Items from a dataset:
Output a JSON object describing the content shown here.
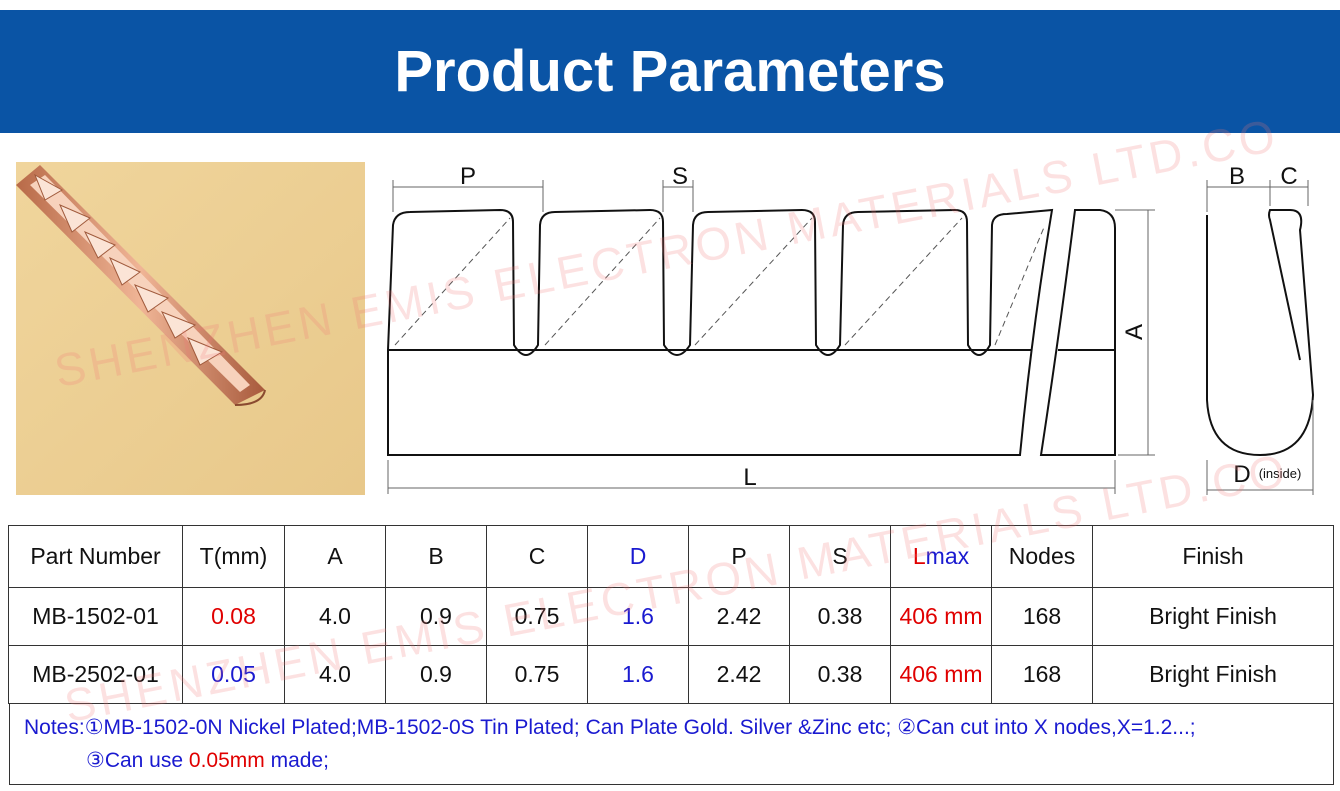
{
  "header": {
    "title": "Product Parameters"
  },
  "watermark": "SHENZHEN EMIS ELECTRON MATERIALS LTD.CO",
  "diagram": {
    "labels": {
      "p": "P",
      "s": "S",
      "a": "A",
      "l": "L",
      "b": "B",
      "c": "C",
      "d": "D",
      "inside": "(inside)"
    }
  },
  "table": {
    "headers": [
      "Part Number",
      "T(mm)",
      "A",
      "B",
      "C",
      "D",
      "P",
      "S",
      [
        "L",
        "max"
      ],
      "Nodes",
      "Finish"
    ],
    "rows": [
      [
        "MB-1502-01",
        "0.08",
        "4.0",
        "0.9",
        "0.75",
        "1.6",
        "2.42",
        "0.38",
        "406 mm",
        "168",
        "Bright Finish"
      ],
      [
        "MB-2502-01",
        "0.05",
        "4.0",
        "0.9",
        "0.75",
        "1.6",
        "2.42",
        "0.38",
        "406 mm",
        "168",
        "Bright Finish"
      ]
    ],
    "notes": {
      "line1": "Notes:①MB-1502-0N Nickel Plated;MB-1502-0S Tin Plated; Can Plate Gold. Silver &Zinc etc; ②Can cut into X nodes,X=1.2...;",
      "line2": [
        "③Can use ",
        "0.05mm",
        " made;"
      ]
    }
  }
}
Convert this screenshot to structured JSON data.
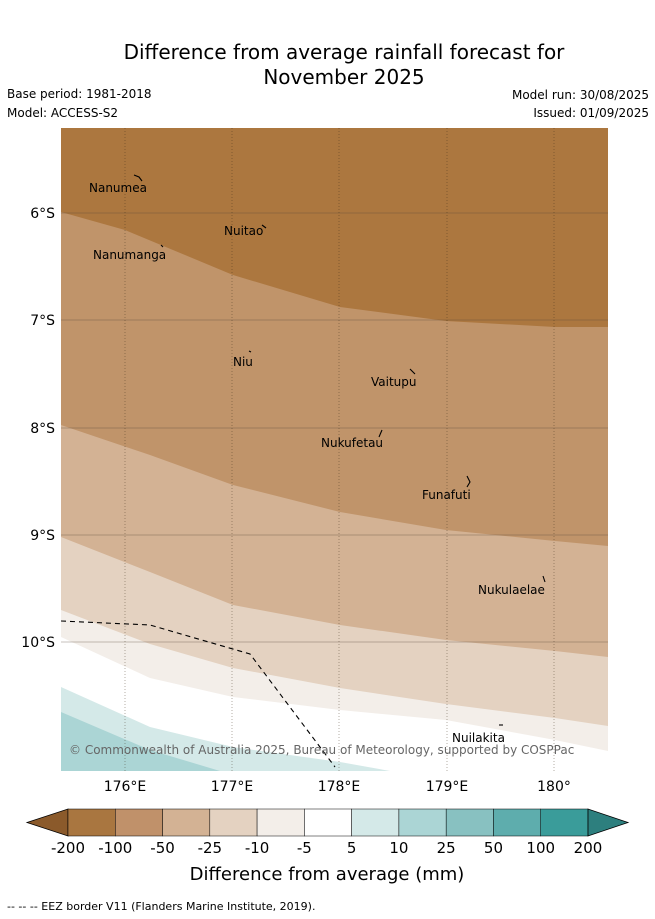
{
  "title_line1": "Difference from average rainfall forecast for",
  "title_line2": "November 2025",
  "base_period": "Base period: 1981-2018",
  "model": "Model: ACCESS-S2",
  "model_run": "Model run: 30/08/2025",
  "issued": "Issued: 01/09/2025",
  "copyright": "© Commonwealth of Australia 2025, Bureau of Meteorology, supported by COSPPac",
  "lat_labels": [
    "6°S",
    "7°S",
    "8°S",
    "9°S",
    "10°S"
  ],
  "lon_labels": [
    "176°E",
    "177°E",
    "178°E",
    "179°E",
    "180°"
  ],
  "places": [
    {
      "name": "Nanumea"
    },
    {
      "name": "Nuitao"
    },
    {
      "name": "Nanumanga"
    },
    {
      "name": "Niu"
    },
    {
      "name": "Vaitupu"
    },
    {
      "name": "Nukufetau"
    },
    {
      "name": "Funafuti"
    },
    {
      "name": "Nukulaelae"
    },
    {
      "name": "Nuilakita"
    }
  ],
  "colorbar": {
    "ticks": [
      "-200",
      "-100",
      "-50",
      "-25",
      "-10",
      "-5",
      "5",
      "10",
      "25",
      "50",
      "100",
      "200"
    ],
    "colors": [
      "#8b5a2b",
      "#a97640",
      "#c0916a",
      "#d3b294",
      "#e4d2c1",
      "#f3eee9",
      "#ffffff",
      "#d4e9e8",
      "#abd5d5",
      "#88c1c1",
      "#5eadad",
      "#3a9c9a",
      "#2d7f7e"
    ],
    "label": "Difference from average (mm)"
  },
  "footnote": "--  --  -- EEZ border V11 (Flanders Marine Institute, 2019)."
}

### EXERCISE BRIEF
In your copy, leave out the pictures and reproduce the material above exactly.

### WORKED SOLUTION
Output a JSON object describing the content shown here.
{
  "header": {
    "title": "Product Parameters"
  },
  "watermark": "SHENZHEN EMIS ELECTRON MATERIALS LTD.CO",
  "diagram": {
    "labels": {
      "p": "P",
      "s": "S",
      "a": "A",
      "l": "L",
      "b": "B",
      "c": "C",
      "d": "D",
      "inside": "(inside)"
    }
  },
  "table": {
    "headers": [
      "Part Number",
      "T(mm)",
      "A",
      "B",
      "C",
      "D",
      "P",
      "S",
      [
        "L",
        "max"
      ],
      "Nodes",
      "Finish"
    ],
    "rows": [
      [
        "MB-1502-01",
        "0.08",
        "4.0",
        "0.9",
        "0.75",
        "1.6",
        "2.42",
        "0.38",
        "406 mm",
        "168",
        "Bright Finish"
      ],
      [
        "MB-2502-01",
        "0.05",
        "4.0",
        "0.9",
        "0.75",
        "1.6",
        "2.42",
        "0.38",
        "406 mm",
        "168",
        "Bright Finish"
      ]
    ],
    "notes": {
      "line1": "Notes:①MB-1502-0N Nickel Plated;MB-1502-0S Tin Plated; Can Plate Gold. Silver &Zinc etc; ②Can cut into X nodes,X=1.2...;",
      "line2": [
        "③Can use ",
        "0.05mm",
        " made;"
      ]
    }
  }
}
Convert this screenshot to structured JSON data.
{
  "title_line1": "Difference from average rainfall forecast for",
  "title_line2": "November 2025",
  "base_period": "Base period: 1981-2018",
  "model": "Model: ACCESS-S2",
  "model_run": "Model run: 30/08/2025",
  "issued": "Issued: 01/09/2025",
  "copyright": "© Commonwealth of Australia 2025, Bureau of Meteorology, supported by COSPPac",
  "lat_labels": [
    "6°S",
    "7°S",
    "8°S",
    "9°S",
    "10°S"
  ],
  "lon_labels": [
    "176°E",
    "177°E",
    "178°E",
    "179°E",
    "180°"
  ],
  "places": [
    {
      "name": "Nanumea"
    },
    {
      "name": "Nuitao"
    },
    {
      "name": "Nanumanga"
    },
    {
      "name": "Niu"
    },
    {
      "name": "Vaitupu"
    },
    {
      "name": "Nukufetau"
    },
    {
      "name": "Funafuti"
    },
    {
      "name": "Nukulaelae"
    },
    {
      "name": "Nuilakita"
    }
  ],
  "colorbar": {
    "ticks": [
      "-200",
      "-100",
      "-50",
      "-25",
      "-10",
      "-5",
      "5",
      "10",
      "25",
      "50",
      "100",
      "200"
    ],
    "colors": [
      "#8b5a2b",
      "#a97640",
      "#c0916a",
      "#d3b294",
      "#e4d2c1",
      "#f3eee9",
      "#ffffff",
      "#d4e9e8",
      "#abd5d5",
      "#88c1c1",
      "#5eadad",
      "#3a9c9a",
      "#2d7f7e"
    ],
    "label": "Difference from average (mm)"
  },
  "footnote": "--  --  -- EEZ border V11 (Flanders Marine Institute, 2019)."
}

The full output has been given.